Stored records
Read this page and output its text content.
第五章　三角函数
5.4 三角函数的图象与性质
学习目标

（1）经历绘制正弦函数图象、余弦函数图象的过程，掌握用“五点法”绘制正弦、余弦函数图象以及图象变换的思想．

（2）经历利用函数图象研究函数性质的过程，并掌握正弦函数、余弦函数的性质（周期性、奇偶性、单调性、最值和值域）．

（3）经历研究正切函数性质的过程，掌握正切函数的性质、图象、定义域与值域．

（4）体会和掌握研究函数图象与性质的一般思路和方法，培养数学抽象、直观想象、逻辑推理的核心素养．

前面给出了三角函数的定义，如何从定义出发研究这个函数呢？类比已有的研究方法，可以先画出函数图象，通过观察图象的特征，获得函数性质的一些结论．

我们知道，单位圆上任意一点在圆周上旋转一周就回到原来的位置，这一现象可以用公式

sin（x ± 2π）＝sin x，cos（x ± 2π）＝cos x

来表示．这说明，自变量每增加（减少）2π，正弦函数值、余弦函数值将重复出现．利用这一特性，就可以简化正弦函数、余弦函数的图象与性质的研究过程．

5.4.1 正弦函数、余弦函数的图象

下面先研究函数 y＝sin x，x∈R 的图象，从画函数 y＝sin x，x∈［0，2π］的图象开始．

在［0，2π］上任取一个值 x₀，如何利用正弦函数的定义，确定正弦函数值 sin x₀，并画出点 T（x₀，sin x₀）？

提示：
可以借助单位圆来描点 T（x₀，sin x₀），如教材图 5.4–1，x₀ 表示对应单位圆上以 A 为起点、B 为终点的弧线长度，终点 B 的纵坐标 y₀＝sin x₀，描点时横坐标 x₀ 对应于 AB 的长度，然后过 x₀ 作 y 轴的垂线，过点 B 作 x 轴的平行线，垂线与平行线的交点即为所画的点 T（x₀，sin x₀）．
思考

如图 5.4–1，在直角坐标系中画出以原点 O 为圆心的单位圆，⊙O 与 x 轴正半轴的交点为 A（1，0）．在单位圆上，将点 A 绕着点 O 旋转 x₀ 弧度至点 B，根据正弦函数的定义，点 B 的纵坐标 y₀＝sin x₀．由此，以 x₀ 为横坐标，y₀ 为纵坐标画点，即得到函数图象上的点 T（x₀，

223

### Exercise aim
Return all the data exactly as given.

### Answer to this exercise
Read this page and output its text content.
第五章　三角函数
5.4 三角函数的图象与性质
学习目标

（1）经历绘制正弦函数图象、余弦函数图象的过程，掌握用“五点法”绘制正弦、余弦函数图象以及图象变换的思想．

（2）经历利用函数图象研究函数性质的过程，并掌握正弦函数、余弦函数的性质（周期性、奇偶性、单调性、最值和值域）．

（3）经历研究正切函数性质的过程，掌握正切函数的性质、图象、定义域与值域．

（4）体会和掌握研究函数图象与性质的一般思路和方法，培养数学抽象、直观想象、逻辑推理的核心素养．

前面给出了三角函数的定义，如何从定义出发研究这个函数呢？类比已有的研究方法，可以先画出函数图象，通过观察图象的特征，获得函数性质的一些结论．

我们知道，单位圆上任意一点在圆周上旋转一周就回到原来的位置，这一现象可以用公式

sin（x ± 2π）＝sin x，cos（x ± 2π）＝cos x

来表示．这说明，自变量每增加（减少）2π，正弦函数值、余弦函数值将重复出现．利用这一特性，就可以简化正弦函数、余弦函数的图象与性质的研究过程．

5.4.1 正弦函数、余弦函数的图象

下面先研究函数 y＝sin x，x∈R 的图象，从画函数 y＝sin x，x∈［0，2π］的图象开始．

在［0，2π］上任取一个值 x₀，如何利用正弦函数的定义，确定正弦函数值 sin x₀，并画出点 T（x₀，sin x₀）？

提示：
可以借助单位圆来描点 T（x₀，sin x₀），如教材图 5.4–1，x₀ 表示对应单位圆上以 A 为起点、B 为终点的弧线长度，终点 B 的纵坐标 y₀＝sin x₀，描点时横坐标 x₀ 对应于 AB 的长度，然后过 x₀ 作 y 轴的垂线，过点 B 作 x 轴的平行线，垂线与平行线的交点即为所画的点 T（x₀，sin x₀）．
思考

如图 5.4–1，在直角坐标系中画出以原点 O 为圆心的单位圆，⊙O 与 x 轴正半轴的交点为 A（1，0）．在单位圆上，将点 A 绕着点 O 旋转 x₀ 弧度至点 B，根据正弦函数的定义，点 B 的纵坐标 y₀＝sin x₀．由此，以 x₀ 为横坐标，y₀ 为纵坐标画点，即得到函数图象上的点 T（x₀，

223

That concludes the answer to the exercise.